▶ Passage provided:

When Mary and Joseph found Jesus in Jerusalem, He was in the temple asking questions of the teachers. This daily devotional looks at why Jesus was where God wanted Him to be and why He went back to Nazareth with His family.
Nuggets
- While Mary and Joseph were on the way home to Nazareth, Jesus was in the Bible school at the temple.
- Jesus was exactly where God wanted Him to be.
- Jesus went back to Nazareth and submitted Himself to obeying Mary and Joseph.
Devotions in the Passover Trip to Jerusalem series
Finding Jesus
Why in the world would Jesus stay in Jerusalem when He knew that Mary and Joseph were leaving? Well, He had his reasonings. Let’s look.
Let's Put It into Context
“After those days were over, as they were returning, the boy Jesus stayed behind in Jerusalem, but his parents did not know it” (Lk. 2: 43 CSB)

▶ Annotated element listings:

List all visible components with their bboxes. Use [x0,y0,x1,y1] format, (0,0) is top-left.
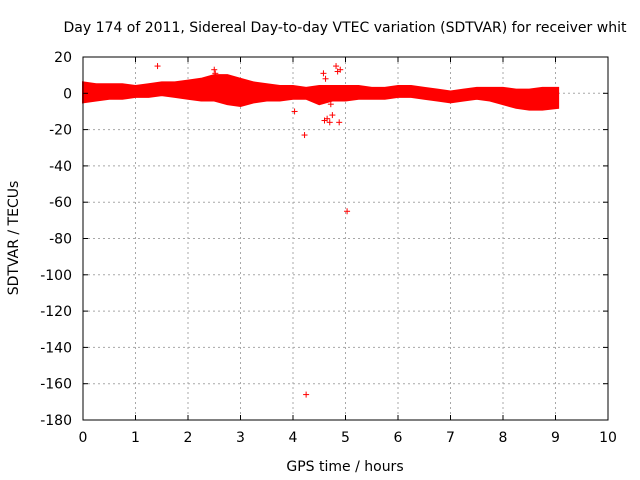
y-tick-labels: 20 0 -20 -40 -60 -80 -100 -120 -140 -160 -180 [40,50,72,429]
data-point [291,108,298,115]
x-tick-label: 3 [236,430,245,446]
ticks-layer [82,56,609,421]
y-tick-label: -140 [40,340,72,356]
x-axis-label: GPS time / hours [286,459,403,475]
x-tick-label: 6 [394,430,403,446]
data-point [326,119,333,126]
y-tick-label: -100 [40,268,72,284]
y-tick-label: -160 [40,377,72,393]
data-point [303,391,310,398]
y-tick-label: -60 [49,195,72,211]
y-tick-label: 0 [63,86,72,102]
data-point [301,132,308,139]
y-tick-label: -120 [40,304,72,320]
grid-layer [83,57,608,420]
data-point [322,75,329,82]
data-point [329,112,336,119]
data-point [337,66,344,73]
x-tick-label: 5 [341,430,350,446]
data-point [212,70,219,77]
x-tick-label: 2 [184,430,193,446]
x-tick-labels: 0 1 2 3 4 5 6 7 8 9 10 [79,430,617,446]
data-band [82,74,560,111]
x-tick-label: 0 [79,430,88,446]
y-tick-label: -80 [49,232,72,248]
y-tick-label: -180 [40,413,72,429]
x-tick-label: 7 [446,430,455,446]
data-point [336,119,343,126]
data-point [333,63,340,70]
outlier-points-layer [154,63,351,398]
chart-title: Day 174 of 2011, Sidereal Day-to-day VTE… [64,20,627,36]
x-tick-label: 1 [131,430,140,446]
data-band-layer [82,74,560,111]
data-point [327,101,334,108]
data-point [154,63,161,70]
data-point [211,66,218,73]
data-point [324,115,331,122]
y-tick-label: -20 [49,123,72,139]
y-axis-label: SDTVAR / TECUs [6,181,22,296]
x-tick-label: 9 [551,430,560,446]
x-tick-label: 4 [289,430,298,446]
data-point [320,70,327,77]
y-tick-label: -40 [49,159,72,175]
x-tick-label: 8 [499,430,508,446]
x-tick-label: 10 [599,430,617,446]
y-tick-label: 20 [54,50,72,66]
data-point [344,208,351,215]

▶ To be done:
1) From the devotional about finding Jesus in the temple, copy the words between "When Mary and" and "(Lk. 2: 43 CSB)", inclusive.
2) Continue the devotional about Jesus staying behind in Jerusalem, picking up right after its final sentence.

▶ The replies:
1)
When Mary and Joseph found Jesus in Jerusalem, He was in the temple asking questions of the teachers. This daily devotional looks at why Jesus was where God wanted Him to be and why He went back to Nazareth with His family.
Nuggets
- While Mary and Joseph were on the way home to Nazareth, Jesus was in the Bible school at the temple.
- Jesus was exactly where God wanted Him to be.
- Jesus went back to Nazareth and submitted Himself to obeying Mary and Joseph.
Devotions in the Passover Trip to Jerusalem series
Finding Jesus
Why in the world would Jesus stay in Jerusalem when He knew that Mary and Joseph were leaving? Well, He had his reasonings. Let’s look.
Let's Put It into Context
“After those days were over, as they were returning, the boy Jesus stayed behind in Jerusalem, but his parents did not know it” (Lk. 2: 43 CSB)

2)
Mary and Joseph had gone to the Passover Festival and taken the 12-year-old Jesus. Everything went smoothly until the trip home.
The caravan left without Jesus. They went up to 20 miles without missing Him.
Mary and Joseph returned to Jerusalem to look for Jesus.
Reunited with Jesus
“After three days, they found him in the temple sitting among the teachers, listening to them and asking them questions. And all those who heard him were astounded at his understanding and his answers” (Lk 2: 46-47 CSB)
While Mary and Joseph were on the way home to Nazareth, Jesus was in the Bible school at the temple.
I am sure Mary and Joseph were looking in perfectly acceptable places. They probably started with the place they stayed. They would have gone to other friends and family members’ homes.
It is easy to armchair coach and say, “Well, why didn’t You start there?” I doubt I would have started at the temple.
However, it is logical that Jesus would have been at the temple. He would have been home there. We don’t know how much He remembered of Heaven, but He did know He was God’s Son. If nothing else, Mary would have told Him that.
But look at what Jesus was doing. He wasn’t praying. He wasn’t singing and worshiping.
Jesus was at the Bible school. He was there to learn.
What?! The Son of God having to learn????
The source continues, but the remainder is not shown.